----- AVAILABLE DATA -----

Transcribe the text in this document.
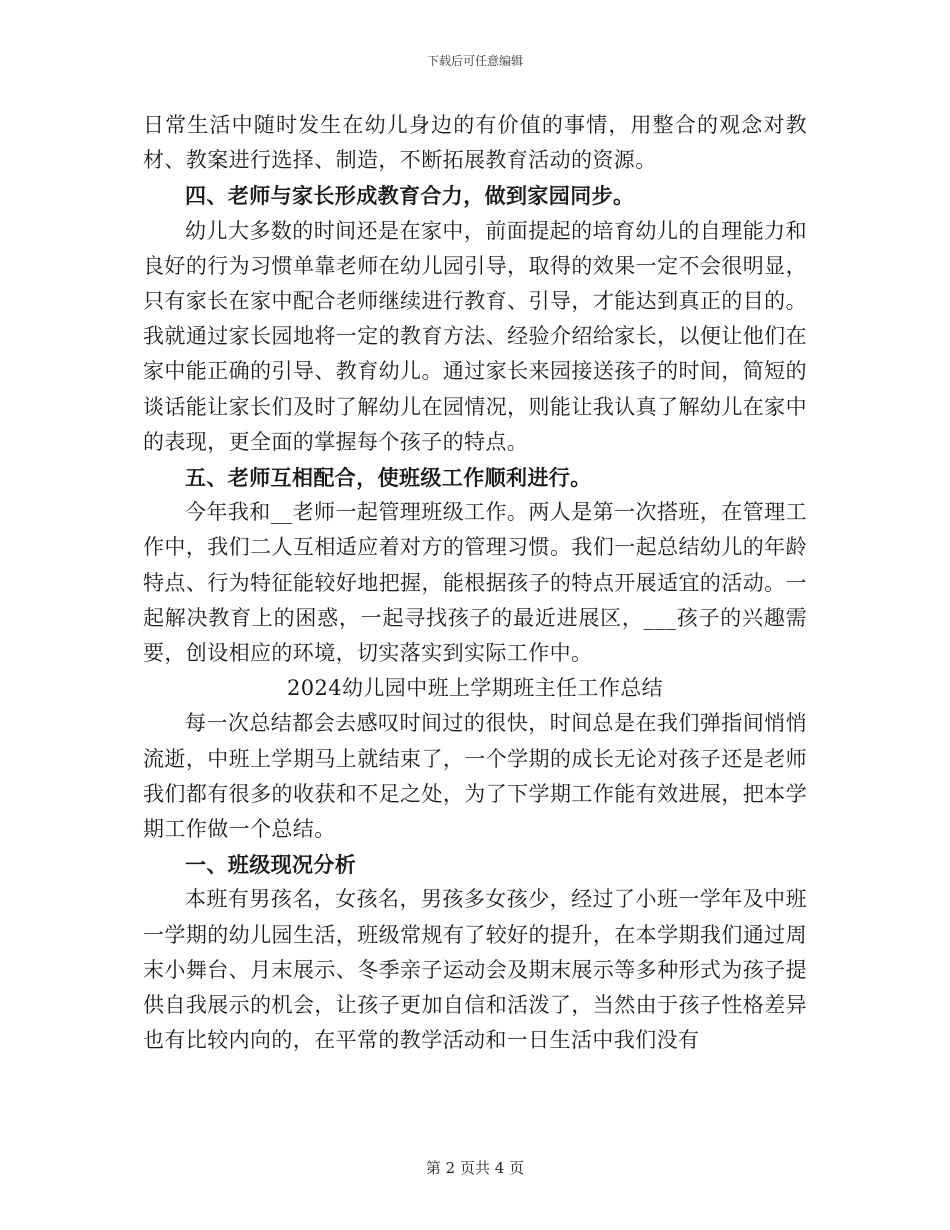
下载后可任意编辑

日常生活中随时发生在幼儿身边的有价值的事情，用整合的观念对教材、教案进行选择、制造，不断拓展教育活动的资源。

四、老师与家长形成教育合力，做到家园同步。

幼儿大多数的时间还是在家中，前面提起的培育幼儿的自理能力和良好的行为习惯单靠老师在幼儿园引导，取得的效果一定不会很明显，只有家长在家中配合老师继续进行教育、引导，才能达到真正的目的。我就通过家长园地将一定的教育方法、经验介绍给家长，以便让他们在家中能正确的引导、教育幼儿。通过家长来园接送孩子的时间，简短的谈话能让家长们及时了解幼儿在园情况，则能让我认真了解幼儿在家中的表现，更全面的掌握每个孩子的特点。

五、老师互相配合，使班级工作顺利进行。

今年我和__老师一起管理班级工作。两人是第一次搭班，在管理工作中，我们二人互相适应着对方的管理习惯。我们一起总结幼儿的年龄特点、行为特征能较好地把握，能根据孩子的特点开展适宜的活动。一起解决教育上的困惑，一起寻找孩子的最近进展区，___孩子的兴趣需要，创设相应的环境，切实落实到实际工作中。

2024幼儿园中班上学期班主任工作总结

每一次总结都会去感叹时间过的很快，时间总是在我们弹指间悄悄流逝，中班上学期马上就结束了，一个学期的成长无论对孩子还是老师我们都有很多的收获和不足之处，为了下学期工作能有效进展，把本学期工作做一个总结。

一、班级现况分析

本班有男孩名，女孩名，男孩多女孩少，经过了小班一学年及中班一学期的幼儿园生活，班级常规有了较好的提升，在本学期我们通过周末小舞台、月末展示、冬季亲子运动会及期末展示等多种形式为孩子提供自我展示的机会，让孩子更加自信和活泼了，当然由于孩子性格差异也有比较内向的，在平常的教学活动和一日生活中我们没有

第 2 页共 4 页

-----

## AIM
Quote each entry above verbatim and drop the pictures.

## ANSWER FOR THIS EXERCISE
Transcribe the text in this document.
下载后可任意编辑

日常生活中随时发生在幼儿身边的有价值的事情，用整合的观念对教材、教案进行选择、制造，不断拓展教育活动的资源。

四、老师与家长形成教育合力，做到家园同步。

幼儿大多数的时间还是在家中，前面提起的培育幼儿的自理能力和良好的行为习惯单靠老师在幼儿园引导，取得的效果一定不会很明显，只有家长在家中配合老师继续进行教育、引导，才能达到真正的目的。我就通过家长园地将一定的教育方法、经验介绍给家长，以便让他们在家中能正确的引导、教育幼儿。通过家长来园接送孩子的时间，简短的谈话能让家长们及时了解幼儿在园情况，则能让我认真了解幼儿在家中的表现，更全面的掌握每个孩子的特点。

五、老师互相配合，使班级工作顺利进行。

今年我和__老师一起管理班级工作。两人是第一次搭班，在管理工作中，我们二人互相适应着对方的管理习惯。我们一起总结幼儿的年龄特点、行为特征能较好地把握，能根据孩子的特点开展适宜的活动。一起解决教育上的困惑，一起寻找孩子的最近进展区，___孩子的兴趣需要，创设相应的环境，切实落实到实际工作中。

2024幼儿园中班上学期班主任工作总结

每一次总结都会去感叹时间过的很快，时间总是在我们弹指间悄悄流逝，中班上学期马上就结束了，一个学期的成长无论对孩子还是老师我们都有很多的收获和不足之处，为了下学期工作能有效进展，把本学期工作做一个总结。

一、班级现况分析

本班有男孩名，女孩名，男孩多女孩少，经过了小班一学年及中班一学期的幼儿园生活，班级常规有了较好的提升，在本学期我们通过周末小舞台、月末展示、冬季亲子运动会及期末展示等多种形式为孩子提供自我展示的机会，让孩子更加自信和活泼了，当然由于孩子性格差异也有比较内向的，在平常的教学活动和一日生活中我们没有

第 2 页共 4 页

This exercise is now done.